• **Exercise instructions**: Scan the data for "يستغفرني" and copy the lines it appears in.

◇ ◇ ◇ ◇

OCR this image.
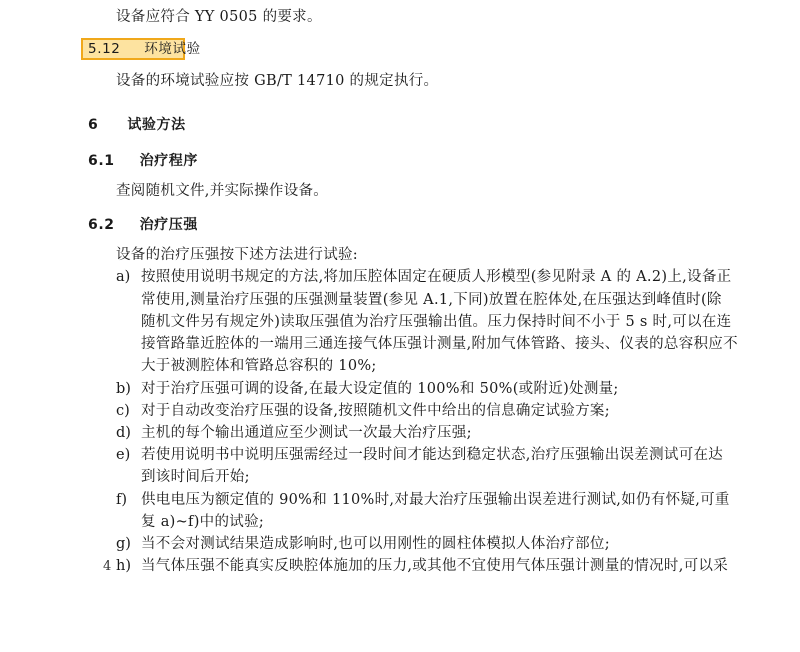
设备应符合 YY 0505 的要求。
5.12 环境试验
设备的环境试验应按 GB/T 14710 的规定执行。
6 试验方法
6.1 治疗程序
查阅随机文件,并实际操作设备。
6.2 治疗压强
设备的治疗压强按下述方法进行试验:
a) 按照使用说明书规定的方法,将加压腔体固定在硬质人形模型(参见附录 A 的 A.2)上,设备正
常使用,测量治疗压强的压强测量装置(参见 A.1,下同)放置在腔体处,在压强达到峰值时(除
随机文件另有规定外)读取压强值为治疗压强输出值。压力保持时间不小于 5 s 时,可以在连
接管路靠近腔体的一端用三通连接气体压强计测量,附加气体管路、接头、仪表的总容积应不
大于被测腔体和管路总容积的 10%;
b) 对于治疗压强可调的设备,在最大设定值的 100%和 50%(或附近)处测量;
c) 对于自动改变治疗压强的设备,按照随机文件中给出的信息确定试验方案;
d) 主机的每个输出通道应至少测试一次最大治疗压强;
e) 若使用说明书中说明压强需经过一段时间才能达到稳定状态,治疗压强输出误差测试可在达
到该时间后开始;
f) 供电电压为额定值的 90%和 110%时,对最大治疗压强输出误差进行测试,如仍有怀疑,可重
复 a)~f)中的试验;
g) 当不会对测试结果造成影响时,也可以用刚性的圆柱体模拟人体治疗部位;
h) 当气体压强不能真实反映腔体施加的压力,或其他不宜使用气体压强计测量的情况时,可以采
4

◇ ◇ ◇ ◇

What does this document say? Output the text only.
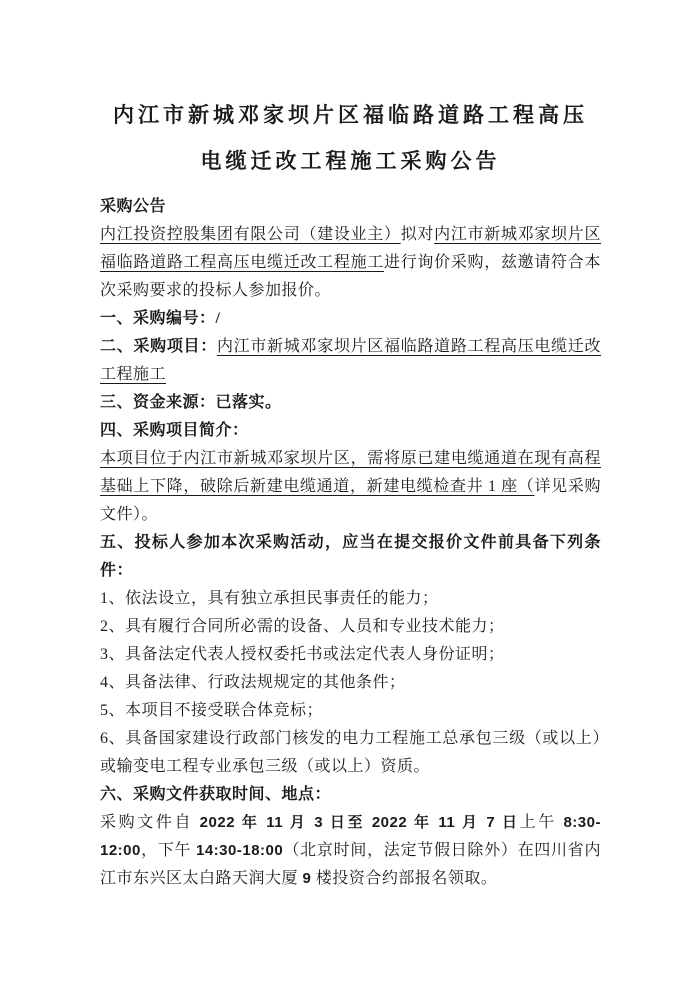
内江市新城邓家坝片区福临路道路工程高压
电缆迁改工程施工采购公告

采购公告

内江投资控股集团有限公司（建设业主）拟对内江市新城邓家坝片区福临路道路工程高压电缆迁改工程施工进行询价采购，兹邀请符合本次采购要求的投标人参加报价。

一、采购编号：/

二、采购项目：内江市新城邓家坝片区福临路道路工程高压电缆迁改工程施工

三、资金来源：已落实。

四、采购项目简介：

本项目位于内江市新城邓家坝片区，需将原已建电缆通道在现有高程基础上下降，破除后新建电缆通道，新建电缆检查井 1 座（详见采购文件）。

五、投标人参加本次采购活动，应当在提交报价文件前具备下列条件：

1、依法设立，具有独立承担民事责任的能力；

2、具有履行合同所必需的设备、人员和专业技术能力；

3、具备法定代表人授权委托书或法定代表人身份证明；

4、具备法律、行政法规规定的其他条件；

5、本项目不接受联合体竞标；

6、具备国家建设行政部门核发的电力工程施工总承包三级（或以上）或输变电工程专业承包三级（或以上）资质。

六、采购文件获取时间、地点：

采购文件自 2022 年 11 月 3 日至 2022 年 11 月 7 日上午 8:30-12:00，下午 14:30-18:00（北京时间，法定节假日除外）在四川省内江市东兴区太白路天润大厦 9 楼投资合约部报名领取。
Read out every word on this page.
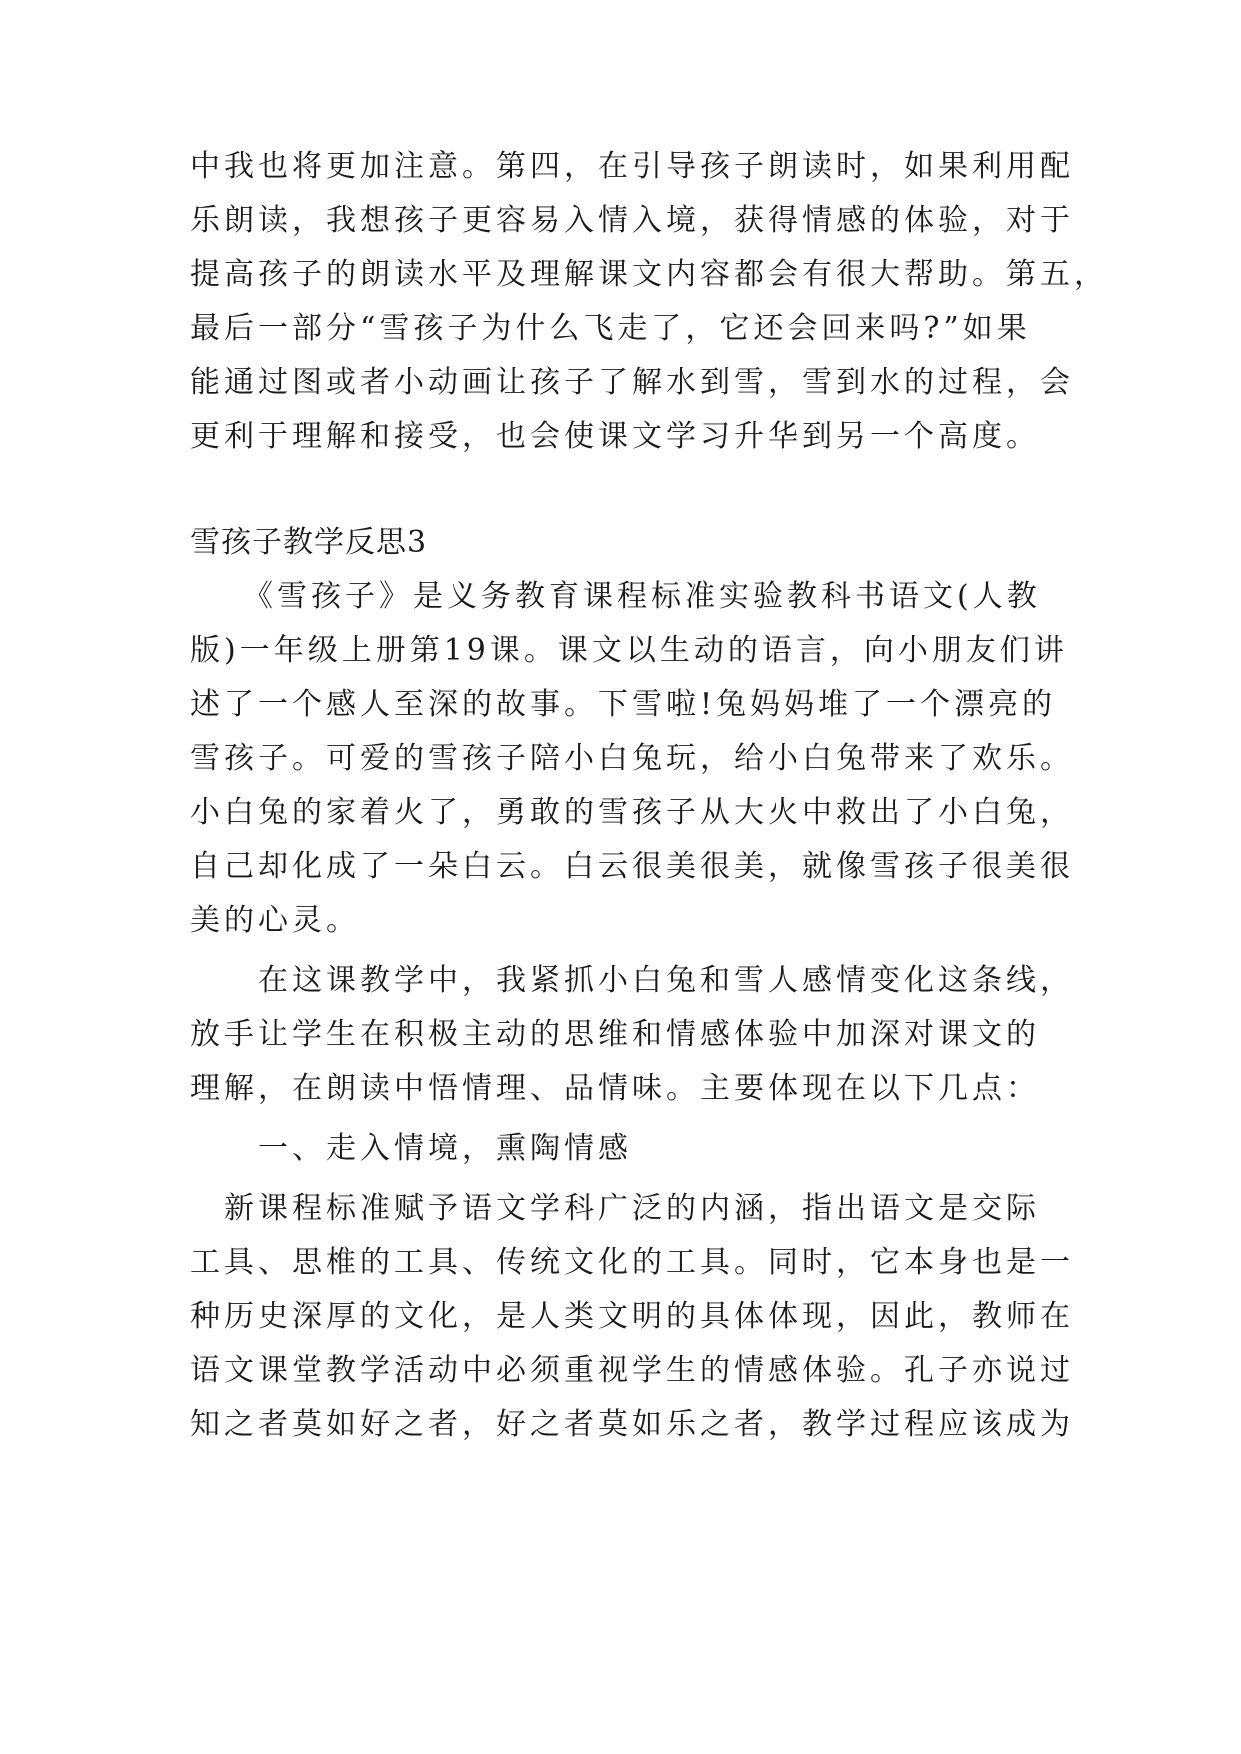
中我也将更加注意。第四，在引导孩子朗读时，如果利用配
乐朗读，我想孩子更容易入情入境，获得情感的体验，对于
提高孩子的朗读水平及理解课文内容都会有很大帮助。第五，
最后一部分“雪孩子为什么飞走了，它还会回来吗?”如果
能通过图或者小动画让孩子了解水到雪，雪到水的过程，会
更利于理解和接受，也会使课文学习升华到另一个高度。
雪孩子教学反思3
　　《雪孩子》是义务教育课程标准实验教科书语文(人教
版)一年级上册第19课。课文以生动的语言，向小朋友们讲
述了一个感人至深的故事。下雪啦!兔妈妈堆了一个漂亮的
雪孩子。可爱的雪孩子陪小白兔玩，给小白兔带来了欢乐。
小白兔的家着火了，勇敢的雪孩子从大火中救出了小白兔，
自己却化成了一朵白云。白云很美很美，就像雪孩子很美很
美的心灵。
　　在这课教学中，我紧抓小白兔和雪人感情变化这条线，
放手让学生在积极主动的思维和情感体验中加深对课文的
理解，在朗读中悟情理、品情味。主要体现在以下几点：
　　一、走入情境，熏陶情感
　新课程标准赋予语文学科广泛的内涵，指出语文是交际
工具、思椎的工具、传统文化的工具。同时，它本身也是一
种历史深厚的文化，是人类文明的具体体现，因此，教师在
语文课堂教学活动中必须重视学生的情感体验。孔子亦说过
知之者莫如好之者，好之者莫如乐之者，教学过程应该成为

◇ ◇ ◇ ◇

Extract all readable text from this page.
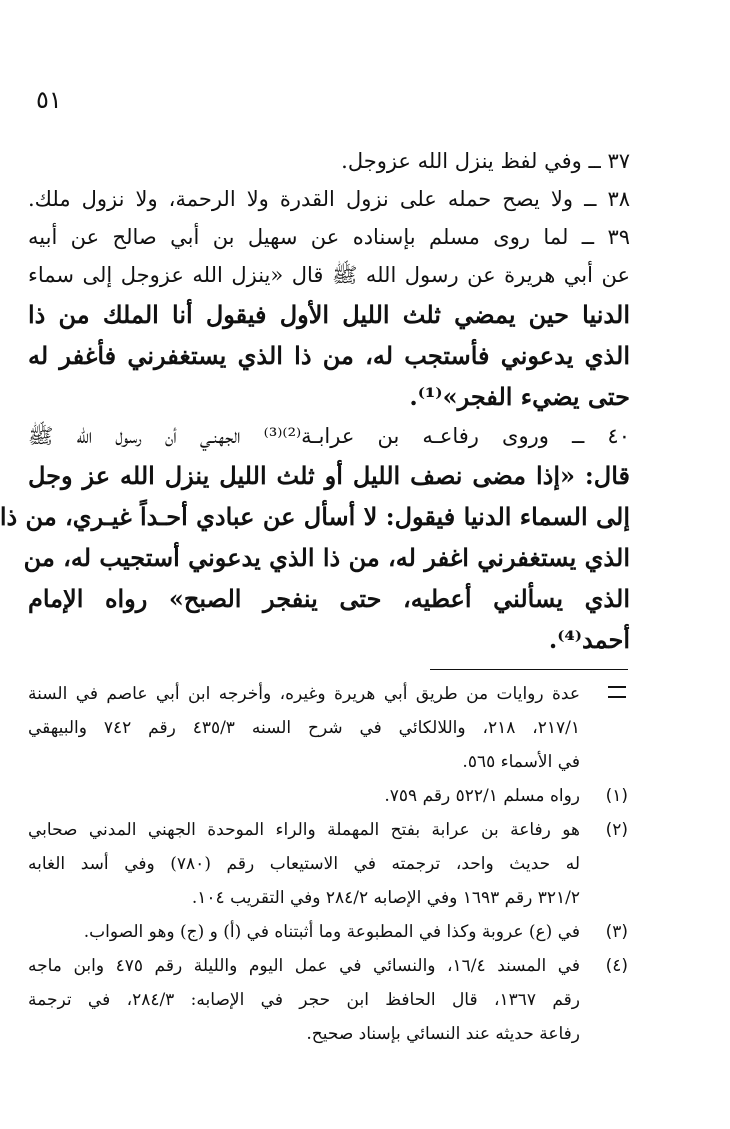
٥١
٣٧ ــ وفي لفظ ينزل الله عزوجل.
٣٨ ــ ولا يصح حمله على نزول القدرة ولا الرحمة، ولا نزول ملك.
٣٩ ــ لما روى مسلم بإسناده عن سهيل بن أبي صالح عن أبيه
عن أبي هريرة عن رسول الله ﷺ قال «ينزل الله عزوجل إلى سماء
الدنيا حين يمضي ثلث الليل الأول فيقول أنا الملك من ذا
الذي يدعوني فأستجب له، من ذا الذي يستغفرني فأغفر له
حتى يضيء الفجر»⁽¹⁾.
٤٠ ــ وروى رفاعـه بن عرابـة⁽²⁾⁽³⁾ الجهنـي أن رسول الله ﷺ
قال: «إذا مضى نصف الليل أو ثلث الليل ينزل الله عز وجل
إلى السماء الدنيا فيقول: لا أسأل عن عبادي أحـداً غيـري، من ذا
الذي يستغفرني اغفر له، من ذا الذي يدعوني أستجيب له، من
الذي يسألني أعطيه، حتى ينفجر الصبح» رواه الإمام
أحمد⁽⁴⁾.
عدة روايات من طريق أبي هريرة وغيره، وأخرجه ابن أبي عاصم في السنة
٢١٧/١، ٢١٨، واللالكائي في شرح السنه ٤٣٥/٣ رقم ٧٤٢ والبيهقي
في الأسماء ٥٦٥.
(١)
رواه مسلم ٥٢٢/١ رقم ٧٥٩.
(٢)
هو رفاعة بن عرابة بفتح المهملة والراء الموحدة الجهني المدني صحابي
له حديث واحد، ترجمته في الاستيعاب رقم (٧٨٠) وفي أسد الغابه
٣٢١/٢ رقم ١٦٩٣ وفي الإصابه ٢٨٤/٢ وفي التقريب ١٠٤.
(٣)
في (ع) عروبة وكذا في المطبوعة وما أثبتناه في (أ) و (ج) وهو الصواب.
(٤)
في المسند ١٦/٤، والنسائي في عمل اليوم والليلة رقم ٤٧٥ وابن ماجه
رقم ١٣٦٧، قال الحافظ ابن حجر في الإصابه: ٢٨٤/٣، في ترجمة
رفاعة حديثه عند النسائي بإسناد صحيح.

◇ ◇ ◇ ◇

• **Output below**:
الذي يدعوني فأستجب له، من ذا الذي يستغفرني فأغفر له
الذي يستغفرني اغفر له، من ذا الذي يدعوني أستجيب له، من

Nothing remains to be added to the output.